● **Supplied records**
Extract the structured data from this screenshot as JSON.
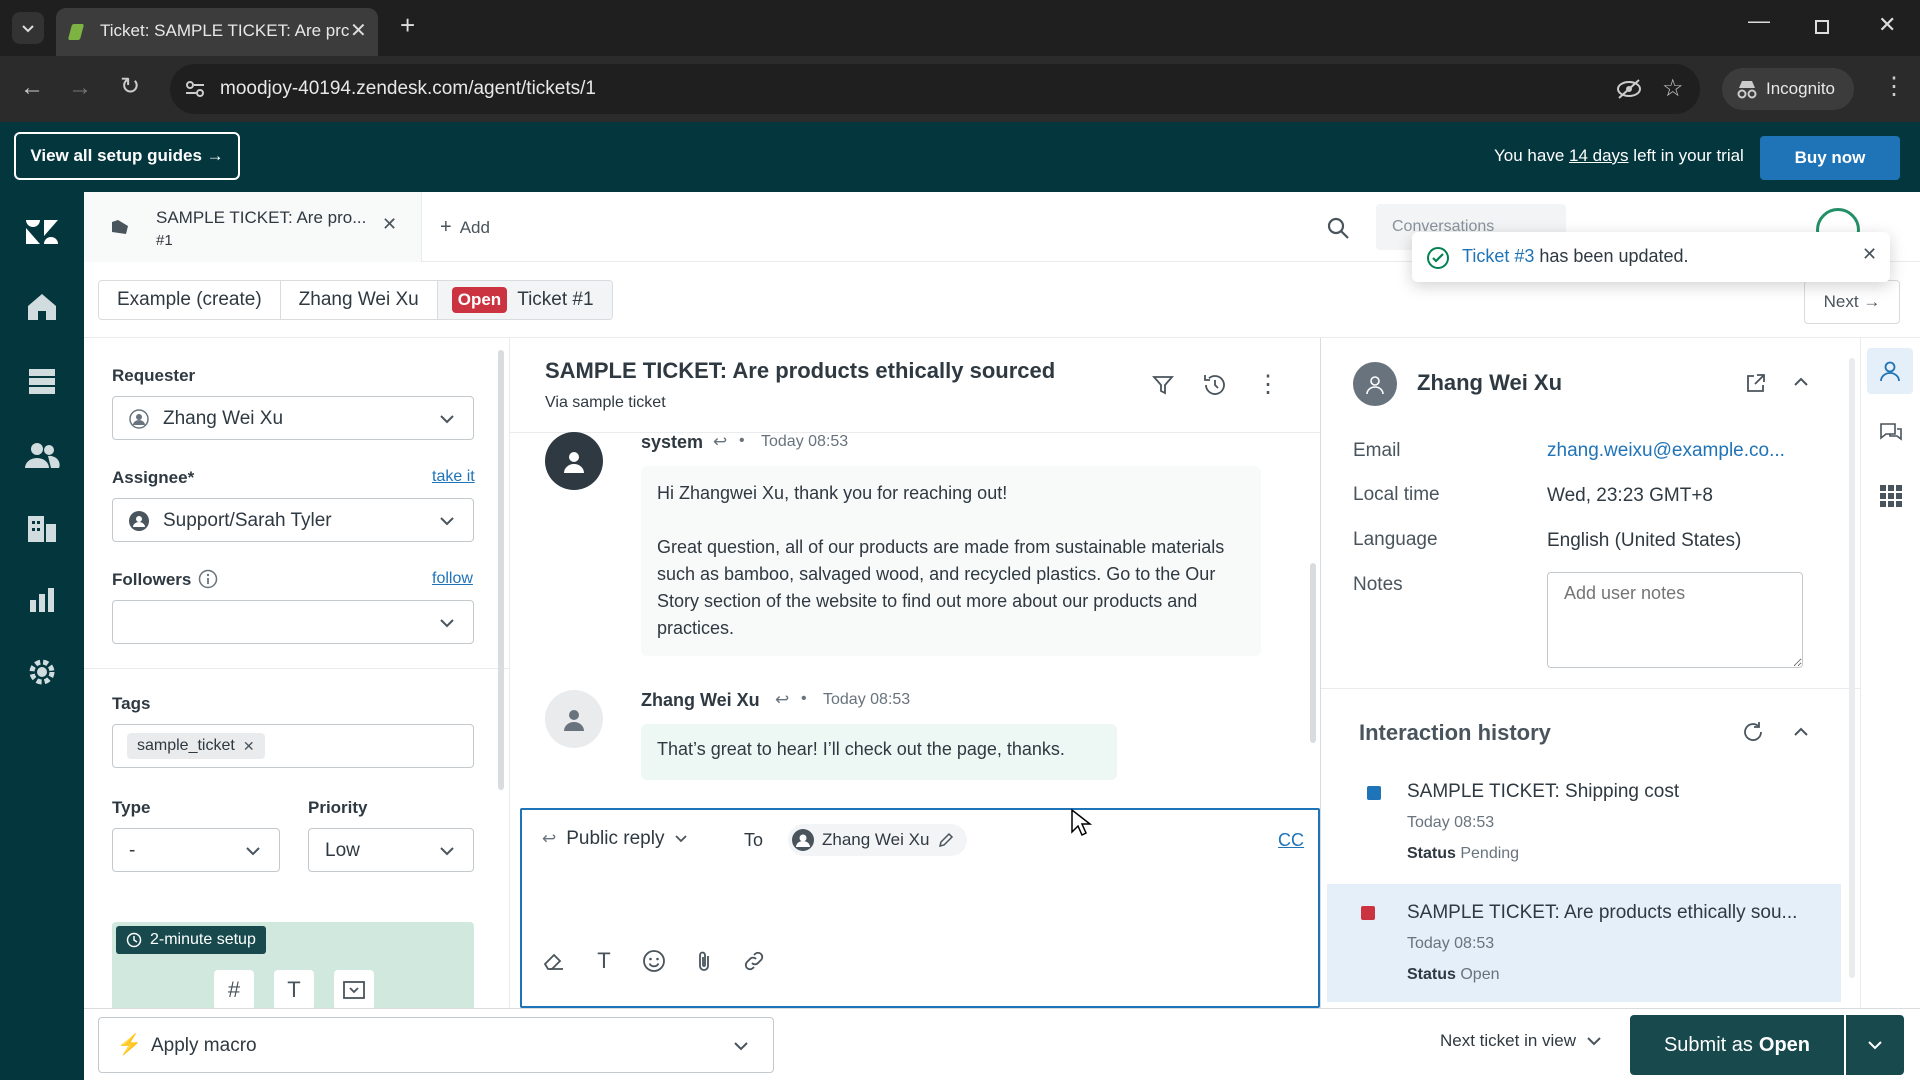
{
  "browser": {
    "tab_title": "Ticket: SAMPLE TICKET: Are prc",
    "url": "moodjoy-40194.zendesk.com/agent/tickets/1",
    "incognito_label": "Incognito"
  },
  "trial": {
    "guides_button": "View all setup guides →",
    "text_before": "You have",
    "days": "14 days",
    "text_after": "left in your trial",
    "buy_button": "Buy now"
  },
  "topbar": {
    "ticket_tab_title": "SAMPLE TICKET: Are pro...",
    "ticket_tab_number": "#1",
    "add_label": "Add",
    "search_hint": "Conversations"
  },
  "toast": {
    "ticket_link": "Ticket #3",
    "text": "has been updated."
  },
  "breadcrumb": {
    "org": "Example (create)",
    "requester": "Zhang Wei Xu",
    "status_badge": "Open",
    "ticket": "Ticket #1",
    "next_label": "Next →"
  },
  "props": {
    "requester_label": "Requester",
    "requester_value": "Zhang Wei Xu",
    "assignee_label": "Assignee*",
    "take_it": "take it",
    "assignee_value": "Support/Sarah Tyler",
    "followers_label": "Followers",
    "follow_link": "follow",
    "tags_label": "Tags",
    "tag": "sample_ticket",
    "type_label": "Type",
    "type_value": "-",
    "priority_label": "Priority",
    "priority_value": "Low",
    "setup_badge": "2-minute setup"
  },
  "conversation": {
    "title": "SAMPLE TICKET: Are products ethically sourced",
    "via": "Via sample ticket",
    "messages": [
      {
        "author": "system",
        "time": "Today 08:53",
        "paragraphs": [
          "Hi Zhangwei Xu, thank you for reaching out!",
          "Great question, all of our products are made from sustainable materials such as bamboo, salvaged wood, and recycled plastics. Go to the Our Story section of the website to find out more about our products and practices."
        ]
      },
      {
        "author": "Zhang Wei Xu",
        "time": "Today 08:53",
        "paragraphs": [
          "That’s great to hear! I’ll check out the page, thanks."
        ]
      }
    ],
    "separator": "•"
  },
  "composer": {
    "reply_mode": "Public reply",
    "to_label": "To",
    "recipient": "Zhang Wei Xu",
    "cc_label": "CC"
  },
  "context": {
    "user_name": "Zhang Wei Xu",
    "email_label": "Email",
    "email_value": "zhang.weixu@example.co...",
    "local_time_label": "Local time",
    "local_time_value": "Wed, 23:23 GMT+8",
    "language_label": "Language",
    "language_value": "English (United States)",
    "notes_label": "Notes",
    "notes_placeholder": "Add user notes",
    "history_title": "Interaction history",
    "history": [
      {
        "title": "SAMPLE TICKET: Shipping cost",
        "time": "Today 08:53",
        "status_label": "Status",
        "status": "Pending",
        "color": "#1f73b7"
      },
      {
        "title": "SAMPLE TICKET: Are products ethically sou...",
        "time": "Today 08:53",
        "status_label": "Status",
        "status": "Open",
        "color": "#cc3340"
      }
    ]
  },
  "footer": {
    "apply_macro": "Apply macro",
    "next_ticket": "Next ticket in view",
    "submit_prefix": "Submit as",
    "submit_status": "Open"
  },
  "colors": {
    "brand_dark": "#03363d",
    "accent_blue": "#1f73b7",
    "open_red": "#cc3340",
    "submit_bg": "#17494d"
  }
}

● **Goal**
Collect each line above holding the string "history".

● **Output below**
    "history_title": "Interaction history",
    "history": [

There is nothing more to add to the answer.